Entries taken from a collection
● ● ●
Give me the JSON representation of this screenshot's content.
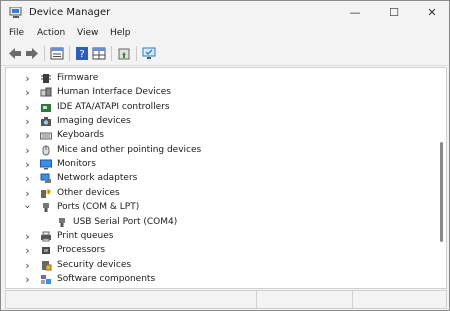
{
  "window": {
    "title": "Device Manager",
    "controls": {
      "minimize": "—",
      "maximize": "☐",
      "close": "✕"
    }
  },
  "menu": [
    {
      "label": "File",
      "name": "menu-file"
    },
    {
      "label": "Action",
      "name": "menu-action"
    },
    {
      "label": "View",
      "name": "menu-view"
    },
    {
      "label": "Help",
      "name": "menu-help"
    }
  ],
  "toolbar": [
    {
      "icon": "back-arrow-icon",
      "color": "#6b6b6b"
    },
    {
      "icon": "forward-arrow-icon",
      "color": "#6b6b6b"
    },
    {
      "icon": "properties-sheet-icon",
      "color": "#4a4a4a"
    },
    {
      "icon": "help-icon",
      "color": "#2d5fb8"
    },
    {
      "icon": "grid-view-icon",
      "color": "#4a4a4a"
    },
    {
      "icon": "update-driver-icon",
      "color": "#3b8a3b"
    },
    {
      "icon": "scan-hardware-icon",
      "color": "#1f7fc9"
    }
  ],
  "tree": [
    {
      "label": "Firmware",
      "icon": "firmware-chip-icon",
      "expanded": false,
      "level": 0
    },
    {
      "label": "Human Interface Devices",
      "icon": "hid-icon",
      "expanded": false,
      "level": 0
    },
    {
      "label": "IDE ATA/ATAPI controllers",
      "icon": "ide-controller-icon",
      "expanded": false,
      "level": 0
    },
    {
      "label": "Imaging devices",
      "icon": "camera-icon",
      "expanded": false,
      "level": 0
    },
    {
      "label": "Keyboards",
      "icon": "keyboard-icon",
      "expanded": false,
      "level": 0
    },
    {
      "label": "Mice and other pointing devices",
      "icon": "mouse-icon",
      "expanded": false,
      "level": 0
    },
    {
      "label": "Monitors",
      "icon": "monitor-icon",
      "expanded": false,
      "level": 0
    },
    {
      "label": "Network adapters",
      "icon": "network-adapter-icon",
      "expanded": false,
      "level": 0
    },
    {
      "label": "Other devices",
      "icon": "other-devices-icon",
      "expanded": false,
      "level": 0
    },
    {
      "label": "Ports (COM & LPT)",
      "icon": "port-icon",
      "expanded": true,
      "level": 0
    },
    {
      "label": "USB Serial Port (COM4)",
      "icon": "port-icon",
      "expanded": null,
      "level": 1
    },
    {
      "label": "Print queues",
      "icon": "printer-icon",
      "expanded": false,
      "level": 0
    },
    {
      "label": "Processors",
      "icon": "processor-icon",
      "expanded": false,
      "level": 0
    },
    {
      "label": "Security devices",
      "icon": "security-icon",
      "expanded": false,
      "level": 0
    },
    {
      "label": "Software components",
      "icon": "software-component-icon",
      "expanded": false,
      "level": 0
    }
  ]
}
● ● ●
• **GIVEN EXERCISE**:
From the data above, copy each line where the string "arrow" appears.

• **SOLUTION FOR THIS PROBLEM**:
      "icon": "back-arrow-icon",
      "icon": "forward-arrow-icon",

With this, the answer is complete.